→ Task instructions: Read through the entries below and return each line with the word "Completion".

→ Dataset excerpts:
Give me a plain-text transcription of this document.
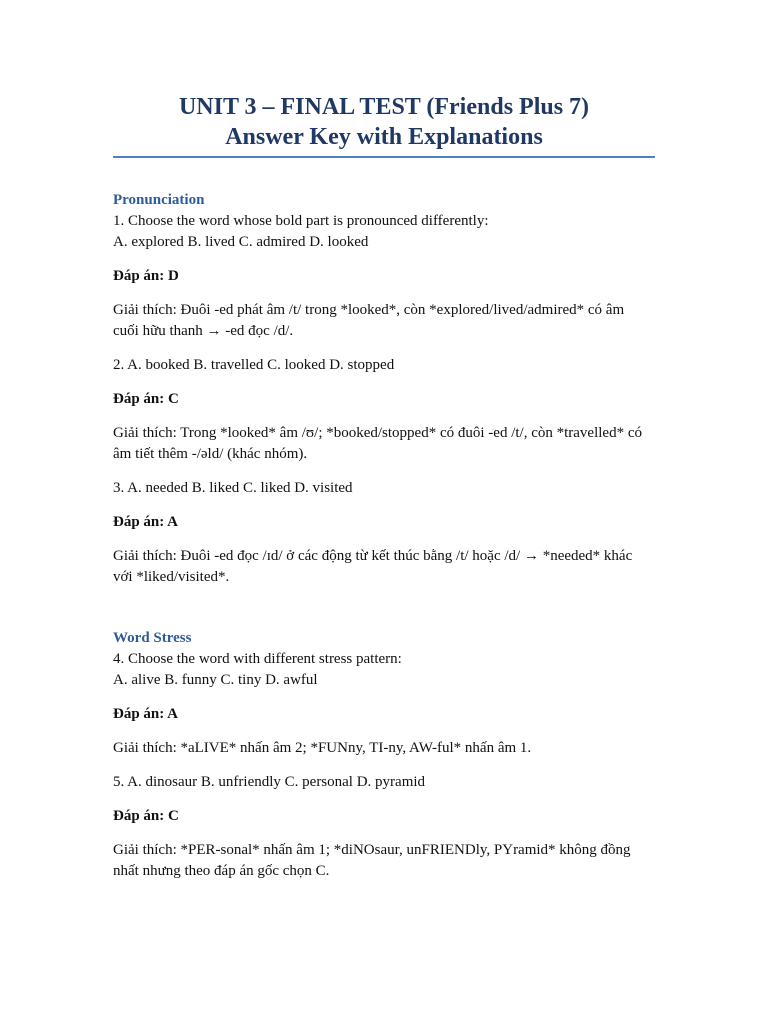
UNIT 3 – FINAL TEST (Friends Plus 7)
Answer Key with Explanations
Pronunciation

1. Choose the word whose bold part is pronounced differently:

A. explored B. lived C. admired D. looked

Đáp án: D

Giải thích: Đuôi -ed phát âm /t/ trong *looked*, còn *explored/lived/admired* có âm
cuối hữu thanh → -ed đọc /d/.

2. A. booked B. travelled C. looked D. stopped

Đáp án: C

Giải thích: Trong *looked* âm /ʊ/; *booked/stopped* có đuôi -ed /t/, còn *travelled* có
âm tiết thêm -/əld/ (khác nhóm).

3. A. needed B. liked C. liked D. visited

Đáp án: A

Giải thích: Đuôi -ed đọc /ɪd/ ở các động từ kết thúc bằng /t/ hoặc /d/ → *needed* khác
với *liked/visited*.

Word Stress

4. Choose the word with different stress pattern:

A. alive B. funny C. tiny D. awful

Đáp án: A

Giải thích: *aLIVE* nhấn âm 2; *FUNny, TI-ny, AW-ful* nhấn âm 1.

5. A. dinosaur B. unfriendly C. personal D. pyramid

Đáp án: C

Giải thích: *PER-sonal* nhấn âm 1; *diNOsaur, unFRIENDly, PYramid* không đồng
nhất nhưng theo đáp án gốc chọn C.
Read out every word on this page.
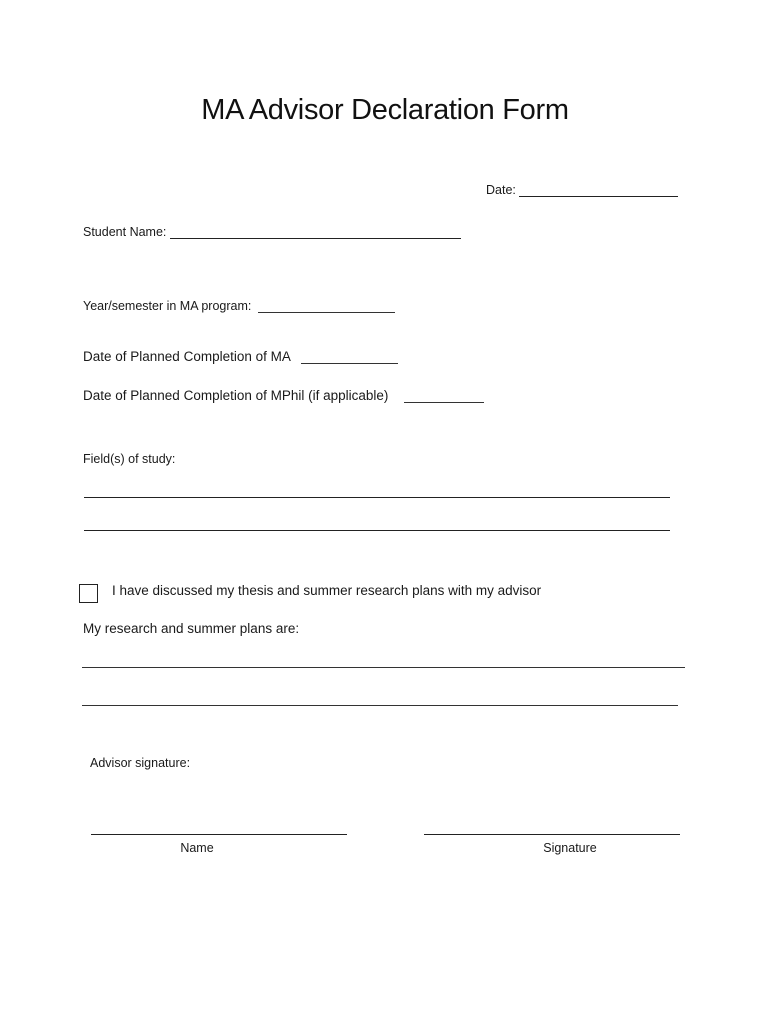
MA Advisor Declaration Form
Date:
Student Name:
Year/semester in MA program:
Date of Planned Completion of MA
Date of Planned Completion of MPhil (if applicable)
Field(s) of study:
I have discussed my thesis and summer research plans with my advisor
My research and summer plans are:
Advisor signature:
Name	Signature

---

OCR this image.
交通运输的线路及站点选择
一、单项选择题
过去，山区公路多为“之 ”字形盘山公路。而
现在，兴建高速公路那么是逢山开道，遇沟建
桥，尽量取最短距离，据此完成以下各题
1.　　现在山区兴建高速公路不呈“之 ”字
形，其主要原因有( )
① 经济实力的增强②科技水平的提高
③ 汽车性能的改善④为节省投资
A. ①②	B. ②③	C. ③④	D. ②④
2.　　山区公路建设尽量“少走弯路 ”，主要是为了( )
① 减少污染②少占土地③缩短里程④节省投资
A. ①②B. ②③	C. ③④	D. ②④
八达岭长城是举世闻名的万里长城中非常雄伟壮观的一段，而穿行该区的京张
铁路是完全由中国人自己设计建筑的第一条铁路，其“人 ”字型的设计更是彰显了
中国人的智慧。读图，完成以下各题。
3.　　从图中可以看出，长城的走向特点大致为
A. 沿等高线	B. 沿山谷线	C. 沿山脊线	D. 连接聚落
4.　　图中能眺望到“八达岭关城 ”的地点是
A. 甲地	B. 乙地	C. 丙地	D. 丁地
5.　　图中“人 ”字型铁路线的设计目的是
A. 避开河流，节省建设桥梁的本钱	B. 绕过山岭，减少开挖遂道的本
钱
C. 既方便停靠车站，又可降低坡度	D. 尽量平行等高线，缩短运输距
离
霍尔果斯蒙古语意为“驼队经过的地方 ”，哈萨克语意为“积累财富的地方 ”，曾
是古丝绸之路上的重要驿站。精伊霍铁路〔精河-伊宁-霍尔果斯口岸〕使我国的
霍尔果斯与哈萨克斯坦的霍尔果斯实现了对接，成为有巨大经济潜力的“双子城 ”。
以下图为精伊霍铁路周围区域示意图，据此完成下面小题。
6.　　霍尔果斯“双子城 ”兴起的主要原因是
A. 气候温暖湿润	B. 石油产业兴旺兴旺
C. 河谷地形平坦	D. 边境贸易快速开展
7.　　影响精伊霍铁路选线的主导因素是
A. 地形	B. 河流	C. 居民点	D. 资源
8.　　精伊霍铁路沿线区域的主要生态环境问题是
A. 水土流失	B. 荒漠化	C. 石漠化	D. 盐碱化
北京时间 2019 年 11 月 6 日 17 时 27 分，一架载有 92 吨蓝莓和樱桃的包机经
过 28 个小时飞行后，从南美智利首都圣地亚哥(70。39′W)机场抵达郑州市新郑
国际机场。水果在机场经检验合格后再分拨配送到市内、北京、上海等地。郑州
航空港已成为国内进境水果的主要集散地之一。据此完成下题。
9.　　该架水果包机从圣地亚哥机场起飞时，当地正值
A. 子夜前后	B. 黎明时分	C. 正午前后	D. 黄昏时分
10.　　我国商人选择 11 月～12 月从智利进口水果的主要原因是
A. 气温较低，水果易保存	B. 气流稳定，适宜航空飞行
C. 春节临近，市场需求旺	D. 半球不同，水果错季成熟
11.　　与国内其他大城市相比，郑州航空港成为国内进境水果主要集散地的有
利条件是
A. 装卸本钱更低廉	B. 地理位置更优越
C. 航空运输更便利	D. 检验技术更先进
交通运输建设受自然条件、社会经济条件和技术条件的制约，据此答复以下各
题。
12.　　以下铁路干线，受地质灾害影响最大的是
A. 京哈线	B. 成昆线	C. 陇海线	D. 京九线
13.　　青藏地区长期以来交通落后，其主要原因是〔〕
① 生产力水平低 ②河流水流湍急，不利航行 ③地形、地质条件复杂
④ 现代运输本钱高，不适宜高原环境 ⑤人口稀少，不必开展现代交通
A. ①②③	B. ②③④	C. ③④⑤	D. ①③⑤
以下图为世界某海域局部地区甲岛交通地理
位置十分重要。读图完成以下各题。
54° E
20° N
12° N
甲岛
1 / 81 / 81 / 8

→ Solution to this exercise:
Date of Planned Completion of MA
Date of Planned Completion of MPhil (if applicable)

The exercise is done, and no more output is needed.